What to do: From the records below, copy each line in which the string "dessa" occurs.

Items from a dataset:
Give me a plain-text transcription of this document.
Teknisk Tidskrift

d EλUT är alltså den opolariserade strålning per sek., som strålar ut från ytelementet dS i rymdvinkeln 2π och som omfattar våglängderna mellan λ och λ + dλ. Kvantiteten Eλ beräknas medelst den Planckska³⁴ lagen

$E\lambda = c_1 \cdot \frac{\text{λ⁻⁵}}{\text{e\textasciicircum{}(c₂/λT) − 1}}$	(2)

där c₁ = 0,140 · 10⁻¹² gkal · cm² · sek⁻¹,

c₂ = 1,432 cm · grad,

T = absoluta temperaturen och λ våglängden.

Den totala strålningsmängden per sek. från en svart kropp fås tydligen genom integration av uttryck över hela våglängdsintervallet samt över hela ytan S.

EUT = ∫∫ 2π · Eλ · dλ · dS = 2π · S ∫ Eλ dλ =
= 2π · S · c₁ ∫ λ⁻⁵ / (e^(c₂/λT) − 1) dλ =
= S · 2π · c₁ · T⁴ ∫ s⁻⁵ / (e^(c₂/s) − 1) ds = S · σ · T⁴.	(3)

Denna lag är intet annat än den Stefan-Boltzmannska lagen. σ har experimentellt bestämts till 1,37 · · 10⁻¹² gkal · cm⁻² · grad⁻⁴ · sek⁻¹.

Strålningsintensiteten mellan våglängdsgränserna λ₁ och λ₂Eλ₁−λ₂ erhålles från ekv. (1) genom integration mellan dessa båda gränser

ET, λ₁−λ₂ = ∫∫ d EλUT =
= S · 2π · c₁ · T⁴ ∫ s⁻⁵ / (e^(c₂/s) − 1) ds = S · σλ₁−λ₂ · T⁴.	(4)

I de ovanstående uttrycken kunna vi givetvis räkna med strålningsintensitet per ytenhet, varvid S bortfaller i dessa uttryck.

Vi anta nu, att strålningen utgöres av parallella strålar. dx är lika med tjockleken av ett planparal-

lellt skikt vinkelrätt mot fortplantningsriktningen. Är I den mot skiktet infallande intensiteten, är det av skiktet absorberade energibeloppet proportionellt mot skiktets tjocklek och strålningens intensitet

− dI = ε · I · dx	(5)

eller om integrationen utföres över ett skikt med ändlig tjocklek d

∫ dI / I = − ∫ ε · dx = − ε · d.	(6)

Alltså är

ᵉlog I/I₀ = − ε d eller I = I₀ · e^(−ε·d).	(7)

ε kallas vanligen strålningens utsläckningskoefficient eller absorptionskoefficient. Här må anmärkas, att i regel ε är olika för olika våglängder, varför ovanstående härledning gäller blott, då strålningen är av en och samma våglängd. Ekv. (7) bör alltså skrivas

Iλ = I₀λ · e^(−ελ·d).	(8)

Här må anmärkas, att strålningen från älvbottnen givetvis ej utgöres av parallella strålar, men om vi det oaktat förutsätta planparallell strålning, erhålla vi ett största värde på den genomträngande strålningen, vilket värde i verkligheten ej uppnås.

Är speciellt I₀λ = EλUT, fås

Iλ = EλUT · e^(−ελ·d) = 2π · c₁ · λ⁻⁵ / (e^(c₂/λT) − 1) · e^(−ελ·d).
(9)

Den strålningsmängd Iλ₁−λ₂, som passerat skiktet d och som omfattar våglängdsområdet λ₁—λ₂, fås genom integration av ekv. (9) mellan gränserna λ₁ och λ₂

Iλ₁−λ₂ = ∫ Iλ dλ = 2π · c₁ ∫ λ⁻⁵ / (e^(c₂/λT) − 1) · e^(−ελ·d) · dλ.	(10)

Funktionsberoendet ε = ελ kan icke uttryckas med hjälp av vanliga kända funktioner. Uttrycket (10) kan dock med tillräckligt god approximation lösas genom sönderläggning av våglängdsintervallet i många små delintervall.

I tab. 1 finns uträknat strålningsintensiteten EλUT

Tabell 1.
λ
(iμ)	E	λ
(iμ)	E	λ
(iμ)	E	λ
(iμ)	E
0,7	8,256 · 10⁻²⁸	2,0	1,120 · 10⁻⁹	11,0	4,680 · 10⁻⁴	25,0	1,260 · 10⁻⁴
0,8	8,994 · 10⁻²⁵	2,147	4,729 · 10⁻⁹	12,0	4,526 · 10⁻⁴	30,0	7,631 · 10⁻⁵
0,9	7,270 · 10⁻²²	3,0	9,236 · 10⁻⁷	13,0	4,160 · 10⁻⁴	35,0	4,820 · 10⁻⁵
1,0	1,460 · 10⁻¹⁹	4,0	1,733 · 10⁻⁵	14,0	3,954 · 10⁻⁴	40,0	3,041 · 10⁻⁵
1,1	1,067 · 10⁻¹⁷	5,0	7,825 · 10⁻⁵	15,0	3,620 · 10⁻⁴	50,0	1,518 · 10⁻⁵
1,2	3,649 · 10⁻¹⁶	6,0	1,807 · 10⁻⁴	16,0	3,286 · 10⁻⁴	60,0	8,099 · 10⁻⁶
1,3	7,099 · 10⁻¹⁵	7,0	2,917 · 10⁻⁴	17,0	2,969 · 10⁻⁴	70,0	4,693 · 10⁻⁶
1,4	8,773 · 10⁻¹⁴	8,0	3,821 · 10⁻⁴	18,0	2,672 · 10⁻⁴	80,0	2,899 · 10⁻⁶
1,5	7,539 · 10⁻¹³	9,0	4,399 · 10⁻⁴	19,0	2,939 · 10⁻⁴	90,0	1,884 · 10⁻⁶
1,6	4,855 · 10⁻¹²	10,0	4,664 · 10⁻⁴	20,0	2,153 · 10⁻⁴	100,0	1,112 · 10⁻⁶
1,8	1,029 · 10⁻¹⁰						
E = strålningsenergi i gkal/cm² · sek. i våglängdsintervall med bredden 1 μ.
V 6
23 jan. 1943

Written solution:
Strålningsintensiteten mellan våglängdsgränserna λ₁ och λ₂Eλ₁−λ₂ erhålles från ekv. (1) genom integration mellan dessa båda gränser
I de ovanstående uttrycken kunna vi givetvis räkna med strålningsintensitet per ytenhet, varvid S bortfaller i dessa uttryck.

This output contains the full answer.